*TO DO*
Set down each record below precisely, skipping the pictures.

*MATERIAL TO PROCESS*

-- begin --

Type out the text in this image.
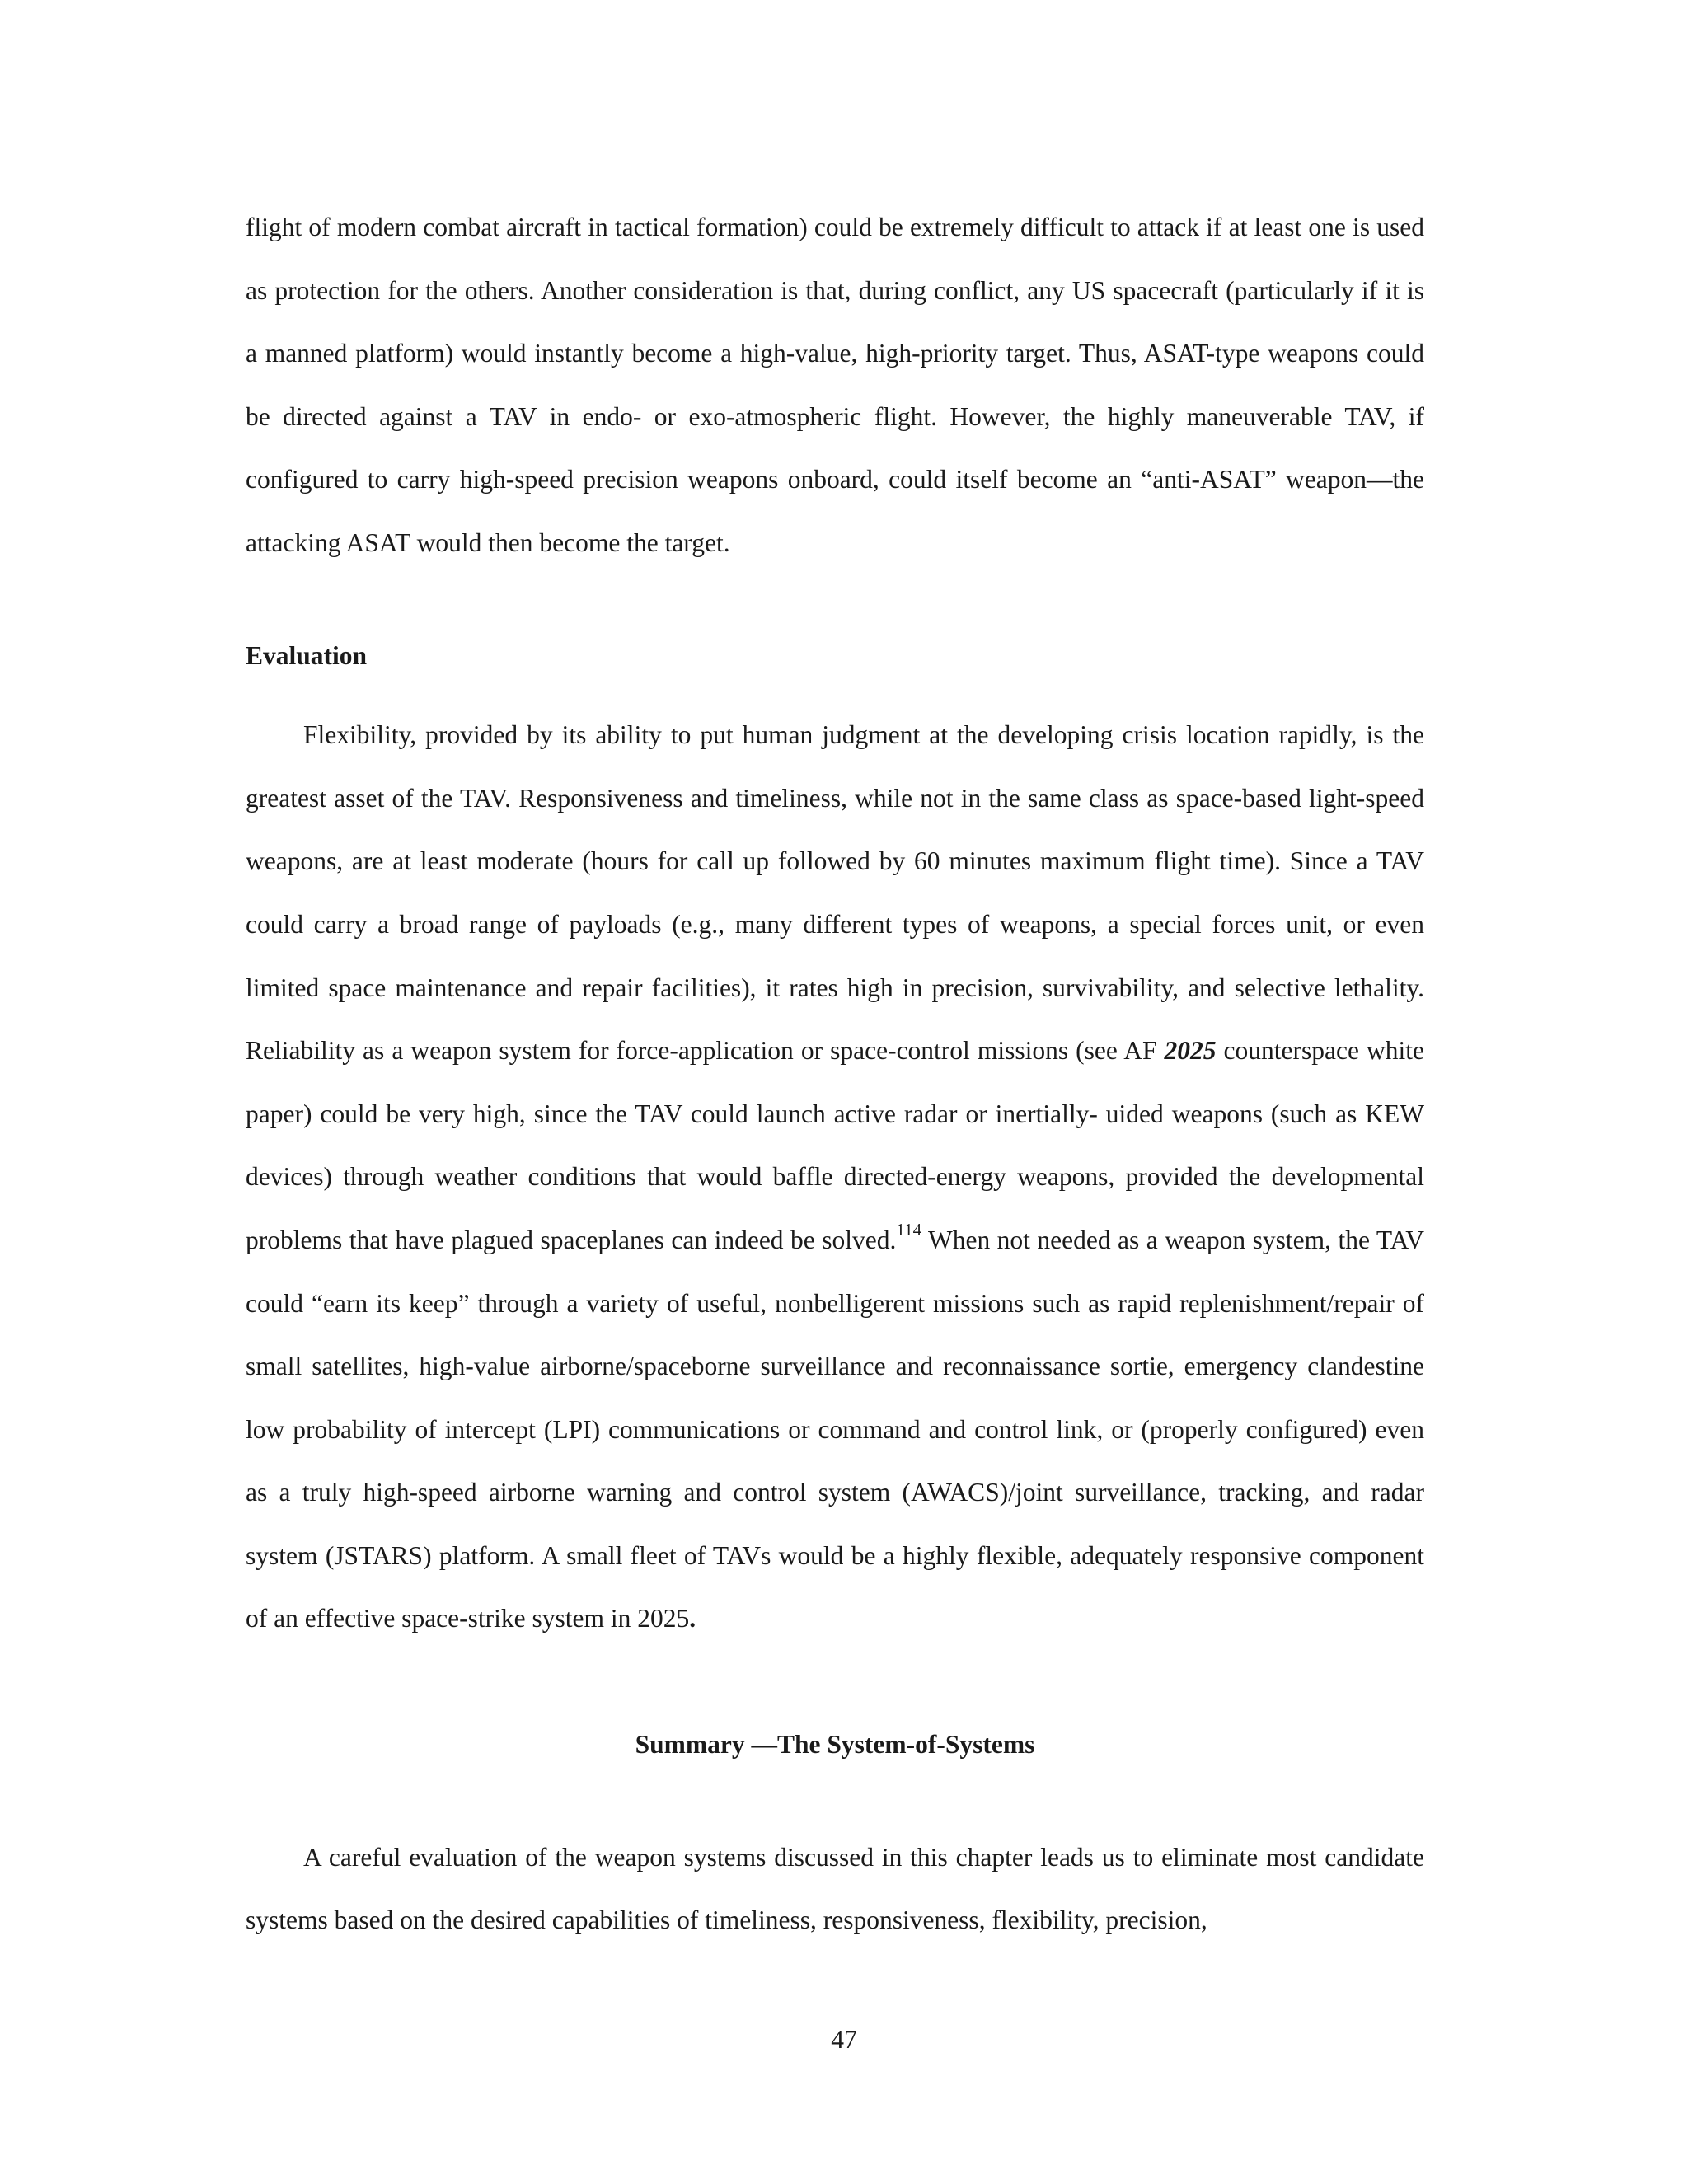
flight of modern combat aircraft in tactical formation) could be extremely difficult to attack if at least one is used as protection for the others. Another consideration is that, during conflict, any US spacecraft (particularly if it is a manned platform) would instantly become a high-value, high-priority target. Thus, ASAT-type weapons could be directed against a TAV in endo- or exo-atmospheric flight. However, the highly maneuverable TAV, if configured to carry high-speed precision weapons onboard, could itself become an “anti-ASAT” weapon—the attacking ASAT would then become the target.

Evaluation

Flexibility, provided by its ability to put human judgment at the developing crisis location rapidly, is the greatest asset of the TAV. Responsiveness and timeliness, while not in the same class as space-based light-speed weapons, are at least moderate (hours for call up followed by 60 minutes maximum flight time). Since a TAV could carry a broad range of payloads (e.g., many different types of weapons, a special forces unit, or even limited space maintenance and repair facilities), it rates high in precision, survivability, and selective lethality. Reliability as a weapon system for force-application or space-control missions (see AF 2025 counterspace white paper) could be very high, since the TAV could launch active radar or inertially- uided weapons (such as KEW devices) through weather conditions that would baffle directed-energy weapons, provided the developmental problems that have plagued spaceplanes can indeed be solved.$^{114}$ When not needed as a weapon system, the TAV could “earn its keep” through a variety of useful, nonbelligerent missions such as rapid replenishment/repair of small satellites, high-value airborne/spaceborne surveillance and reconnaissance sortie, emergency clandestine low probability of intercept (LPI) communications or command and control link, or (properly configured) even as a truly high-speed airborne warning and control system (AWACS)/joint surveillance, tracking, and radar system (JSTARS) platform. A small fleet of TAVs would be a highly flexible, adequately responsive component of an effective space-strike system in 2025.

Summary —The System-of-Systems

A careful evaluation of the weapon systems discussed in this chapter leads us to eliminate most candidate systems based on the desired capabilities of timeliness, responsiveness, flexibility, precision,

47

-- end --

*THE REPLY*
Type out the text in this image.
flight of modern combat aircraft in tactical formation) could be extremely difficult to attack if at least one is used as protection for the others. Another consideration is that, during conflict, any US spacecraft (particularly if it is a manned platform) would instantly become a high-value, high-priority target. Thus, ASAT-type weapons could be directed against a TAV in endo- or exo-atmospheric flight. However, the highly maneuverable TAV, if configured to carry high-speed precision weapons onboard, could itself become an “anti-ASAT” weapon—the attacking ASAT would then become the target.

Evaluation

Flexibility, provided by its ability to put human judgment at the developing crisis location rapidly, is the greatest asset of the TAV. Responsiveness and timeliness, while not in the same class as space-based light-speed weapons, are at least moderate (hours for call up followed by 60 minutes maximum flight time). Since a TAV could carry a broad range of payloads (e.g., many different types of weapons, a special forces unit, or even limited space maintenance and repair facilities), it rates high in precision, survivability, and selective lethality. Reliability as a weapon system for force-application or space-control missions (see AF 2025 counterspace white paper) could be very high, since the TAV could launch active radar or inertially- uided weapons (such as KEW devices) through weather conditions that would baffle directed-energy weapons, provided the developmental problems that have plagued spaceplanes can indeed be solved.$^{114}$ When not needed as a weapon system, the TAV could “earn its keep” through a variety of useful, nonbelligerent missions such as rapid replenishment/repair of small satellites, high-value airborne/spaceborne surveillance and reconnaissance sortie, emergency clandestine low probability of intercept (LPI) communications or command and control link, or (properly configured) even as a truly high-speed airborne warning and control system (AWACS)/joint surveillance, tracking, and radar system (JSTARS) platform. A small fleet of TAVs would be a highly flexible, adequately responsive component of an effective space-strike system in 2025.

Summary —The System-of-Systems

A careful evaluation of the weapon systems discussed in this chapter leads us to eliminate most candidate systems based on the desired capabilities of timeliness, responsiveness, flexibility, precision,

47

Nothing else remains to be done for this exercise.